● **Exercise prompt**
Below are the records; pull every line that includes "this".

--- start ---

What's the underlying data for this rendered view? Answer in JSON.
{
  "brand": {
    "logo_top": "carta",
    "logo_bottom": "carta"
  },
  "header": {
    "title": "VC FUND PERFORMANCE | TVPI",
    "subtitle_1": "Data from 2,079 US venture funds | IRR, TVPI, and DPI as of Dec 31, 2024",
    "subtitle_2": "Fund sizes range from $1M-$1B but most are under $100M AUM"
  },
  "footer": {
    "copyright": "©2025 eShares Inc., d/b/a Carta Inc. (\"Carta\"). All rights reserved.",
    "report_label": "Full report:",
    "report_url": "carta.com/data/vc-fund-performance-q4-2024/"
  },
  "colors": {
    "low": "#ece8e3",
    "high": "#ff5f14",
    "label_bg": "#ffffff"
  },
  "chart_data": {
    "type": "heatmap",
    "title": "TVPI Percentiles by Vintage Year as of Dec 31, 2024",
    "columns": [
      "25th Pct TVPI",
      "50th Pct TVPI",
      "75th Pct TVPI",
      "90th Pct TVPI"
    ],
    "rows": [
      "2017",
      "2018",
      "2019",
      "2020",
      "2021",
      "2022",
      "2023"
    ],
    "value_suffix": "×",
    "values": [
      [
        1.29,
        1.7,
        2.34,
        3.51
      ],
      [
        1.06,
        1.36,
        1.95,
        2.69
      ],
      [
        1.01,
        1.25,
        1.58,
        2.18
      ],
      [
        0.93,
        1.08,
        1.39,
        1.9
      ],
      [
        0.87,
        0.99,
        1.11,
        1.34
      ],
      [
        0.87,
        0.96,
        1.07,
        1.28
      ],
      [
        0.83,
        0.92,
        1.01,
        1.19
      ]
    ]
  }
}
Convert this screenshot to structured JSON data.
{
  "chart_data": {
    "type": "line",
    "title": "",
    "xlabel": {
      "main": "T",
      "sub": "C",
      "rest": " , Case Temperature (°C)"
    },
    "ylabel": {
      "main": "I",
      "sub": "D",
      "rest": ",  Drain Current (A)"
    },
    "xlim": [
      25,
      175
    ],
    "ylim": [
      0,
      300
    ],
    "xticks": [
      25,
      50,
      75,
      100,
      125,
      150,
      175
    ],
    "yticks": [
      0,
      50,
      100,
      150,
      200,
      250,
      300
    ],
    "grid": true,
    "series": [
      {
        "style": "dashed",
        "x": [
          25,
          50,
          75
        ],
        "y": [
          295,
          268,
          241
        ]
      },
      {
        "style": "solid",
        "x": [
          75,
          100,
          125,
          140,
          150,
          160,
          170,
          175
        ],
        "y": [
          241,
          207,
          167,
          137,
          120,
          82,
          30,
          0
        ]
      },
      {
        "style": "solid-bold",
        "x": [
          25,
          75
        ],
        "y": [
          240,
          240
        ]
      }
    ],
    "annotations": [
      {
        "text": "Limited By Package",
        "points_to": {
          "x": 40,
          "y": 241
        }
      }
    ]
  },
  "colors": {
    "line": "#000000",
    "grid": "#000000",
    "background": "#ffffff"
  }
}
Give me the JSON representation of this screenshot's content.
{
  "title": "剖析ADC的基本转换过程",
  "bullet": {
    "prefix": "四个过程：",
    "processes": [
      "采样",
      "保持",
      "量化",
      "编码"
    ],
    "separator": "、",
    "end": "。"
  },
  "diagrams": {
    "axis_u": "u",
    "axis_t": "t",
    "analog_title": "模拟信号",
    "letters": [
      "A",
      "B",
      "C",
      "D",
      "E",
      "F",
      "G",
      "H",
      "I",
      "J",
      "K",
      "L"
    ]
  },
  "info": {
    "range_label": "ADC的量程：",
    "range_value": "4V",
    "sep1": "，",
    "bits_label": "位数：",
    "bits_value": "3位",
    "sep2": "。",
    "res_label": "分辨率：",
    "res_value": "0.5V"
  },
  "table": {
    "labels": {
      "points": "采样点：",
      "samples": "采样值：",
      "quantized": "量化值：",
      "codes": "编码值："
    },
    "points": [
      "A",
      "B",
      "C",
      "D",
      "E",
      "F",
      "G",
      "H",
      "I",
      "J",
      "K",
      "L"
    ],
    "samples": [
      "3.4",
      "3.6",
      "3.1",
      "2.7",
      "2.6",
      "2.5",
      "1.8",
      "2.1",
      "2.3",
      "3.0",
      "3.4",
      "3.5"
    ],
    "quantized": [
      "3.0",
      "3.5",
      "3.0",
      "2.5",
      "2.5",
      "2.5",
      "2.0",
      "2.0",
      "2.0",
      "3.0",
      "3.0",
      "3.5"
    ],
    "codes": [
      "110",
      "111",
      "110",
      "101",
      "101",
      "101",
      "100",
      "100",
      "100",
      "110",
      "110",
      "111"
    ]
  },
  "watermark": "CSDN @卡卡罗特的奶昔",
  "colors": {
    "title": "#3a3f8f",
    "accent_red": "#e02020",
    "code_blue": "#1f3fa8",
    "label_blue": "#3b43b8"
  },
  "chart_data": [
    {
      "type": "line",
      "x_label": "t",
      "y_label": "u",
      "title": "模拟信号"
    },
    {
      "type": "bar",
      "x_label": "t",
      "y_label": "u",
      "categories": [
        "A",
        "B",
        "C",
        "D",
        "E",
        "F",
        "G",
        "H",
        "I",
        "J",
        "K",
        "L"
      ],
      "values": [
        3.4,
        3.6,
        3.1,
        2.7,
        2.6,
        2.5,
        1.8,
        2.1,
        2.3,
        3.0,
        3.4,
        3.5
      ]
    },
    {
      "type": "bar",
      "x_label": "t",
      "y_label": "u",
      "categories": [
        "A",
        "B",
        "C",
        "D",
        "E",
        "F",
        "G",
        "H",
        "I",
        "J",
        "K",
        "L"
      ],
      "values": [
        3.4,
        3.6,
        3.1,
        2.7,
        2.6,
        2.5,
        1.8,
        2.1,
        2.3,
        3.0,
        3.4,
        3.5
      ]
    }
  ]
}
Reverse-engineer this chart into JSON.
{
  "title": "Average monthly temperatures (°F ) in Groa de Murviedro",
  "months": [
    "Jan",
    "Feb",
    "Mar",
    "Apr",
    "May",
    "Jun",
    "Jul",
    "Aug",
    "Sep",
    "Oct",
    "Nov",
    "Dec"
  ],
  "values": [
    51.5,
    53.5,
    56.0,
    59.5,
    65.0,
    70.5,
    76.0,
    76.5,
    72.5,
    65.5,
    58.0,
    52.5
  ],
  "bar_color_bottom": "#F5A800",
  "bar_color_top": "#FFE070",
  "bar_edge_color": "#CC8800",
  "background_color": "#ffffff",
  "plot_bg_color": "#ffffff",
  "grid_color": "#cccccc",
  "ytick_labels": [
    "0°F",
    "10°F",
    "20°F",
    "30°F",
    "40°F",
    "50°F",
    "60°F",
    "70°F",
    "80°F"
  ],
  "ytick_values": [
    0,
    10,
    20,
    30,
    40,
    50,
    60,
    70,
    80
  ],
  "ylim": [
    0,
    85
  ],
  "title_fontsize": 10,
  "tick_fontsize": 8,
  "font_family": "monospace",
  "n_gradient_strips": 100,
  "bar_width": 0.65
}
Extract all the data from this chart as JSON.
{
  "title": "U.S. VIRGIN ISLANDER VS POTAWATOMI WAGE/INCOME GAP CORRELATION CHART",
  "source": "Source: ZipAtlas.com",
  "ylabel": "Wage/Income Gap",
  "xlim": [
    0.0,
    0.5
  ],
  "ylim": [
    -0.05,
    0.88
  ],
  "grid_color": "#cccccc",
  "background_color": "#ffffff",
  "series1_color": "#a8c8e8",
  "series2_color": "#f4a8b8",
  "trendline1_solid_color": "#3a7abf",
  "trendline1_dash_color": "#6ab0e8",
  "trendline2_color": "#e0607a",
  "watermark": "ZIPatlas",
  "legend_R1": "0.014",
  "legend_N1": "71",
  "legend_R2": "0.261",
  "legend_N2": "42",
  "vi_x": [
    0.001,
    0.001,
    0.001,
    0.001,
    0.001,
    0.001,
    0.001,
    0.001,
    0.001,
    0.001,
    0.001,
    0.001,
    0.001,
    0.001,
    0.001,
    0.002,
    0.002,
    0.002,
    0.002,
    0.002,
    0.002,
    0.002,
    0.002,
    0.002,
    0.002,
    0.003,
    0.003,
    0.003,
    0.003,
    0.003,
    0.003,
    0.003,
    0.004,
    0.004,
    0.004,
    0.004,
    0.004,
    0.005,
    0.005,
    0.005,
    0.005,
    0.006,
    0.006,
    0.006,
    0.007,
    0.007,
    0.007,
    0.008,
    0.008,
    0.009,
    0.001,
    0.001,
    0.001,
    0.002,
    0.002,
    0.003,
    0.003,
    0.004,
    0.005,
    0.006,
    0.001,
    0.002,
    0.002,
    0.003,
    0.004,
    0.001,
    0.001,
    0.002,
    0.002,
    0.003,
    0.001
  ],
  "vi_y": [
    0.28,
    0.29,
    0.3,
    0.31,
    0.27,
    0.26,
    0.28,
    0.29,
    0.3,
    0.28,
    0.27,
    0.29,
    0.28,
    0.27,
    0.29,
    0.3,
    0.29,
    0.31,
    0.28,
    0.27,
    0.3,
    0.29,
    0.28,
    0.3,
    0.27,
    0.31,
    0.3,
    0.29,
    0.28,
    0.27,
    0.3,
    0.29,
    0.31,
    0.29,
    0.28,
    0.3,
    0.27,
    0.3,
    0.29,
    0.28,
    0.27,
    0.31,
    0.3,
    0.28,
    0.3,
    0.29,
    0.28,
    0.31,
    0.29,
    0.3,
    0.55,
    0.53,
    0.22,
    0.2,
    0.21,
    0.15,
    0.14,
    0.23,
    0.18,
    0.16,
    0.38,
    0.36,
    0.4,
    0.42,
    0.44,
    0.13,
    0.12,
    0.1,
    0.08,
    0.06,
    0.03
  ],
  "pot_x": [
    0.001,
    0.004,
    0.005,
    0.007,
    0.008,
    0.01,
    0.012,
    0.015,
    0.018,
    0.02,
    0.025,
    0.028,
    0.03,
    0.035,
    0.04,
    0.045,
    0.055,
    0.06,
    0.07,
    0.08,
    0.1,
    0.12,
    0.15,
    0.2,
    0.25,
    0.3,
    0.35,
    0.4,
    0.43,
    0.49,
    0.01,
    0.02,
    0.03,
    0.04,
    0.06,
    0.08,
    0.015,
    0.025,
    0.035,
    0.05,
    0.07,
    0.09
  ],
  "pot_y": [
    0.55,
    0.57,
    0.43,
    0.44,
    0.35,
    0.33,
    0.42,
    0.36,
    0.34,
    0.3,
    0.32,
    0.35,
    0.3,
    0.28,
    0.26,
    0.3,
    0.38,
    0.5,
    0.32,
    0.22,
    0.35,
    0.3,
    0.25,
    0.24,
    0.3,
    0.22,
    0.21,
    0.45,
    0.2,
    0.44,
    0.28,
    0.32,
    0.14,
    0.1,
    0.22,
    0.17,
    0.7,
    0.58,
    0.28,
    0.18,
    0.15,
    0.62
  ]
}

--- end ---

● **Answer**
What's the underlying data for this rendered view? Answer in JSON.
Convert this screenshot to structured JSON data.
Give me the JSON representation of this screenshot's content.
Reverse-engineer this chart into JSON.
Extract all the data from this chart as JSON.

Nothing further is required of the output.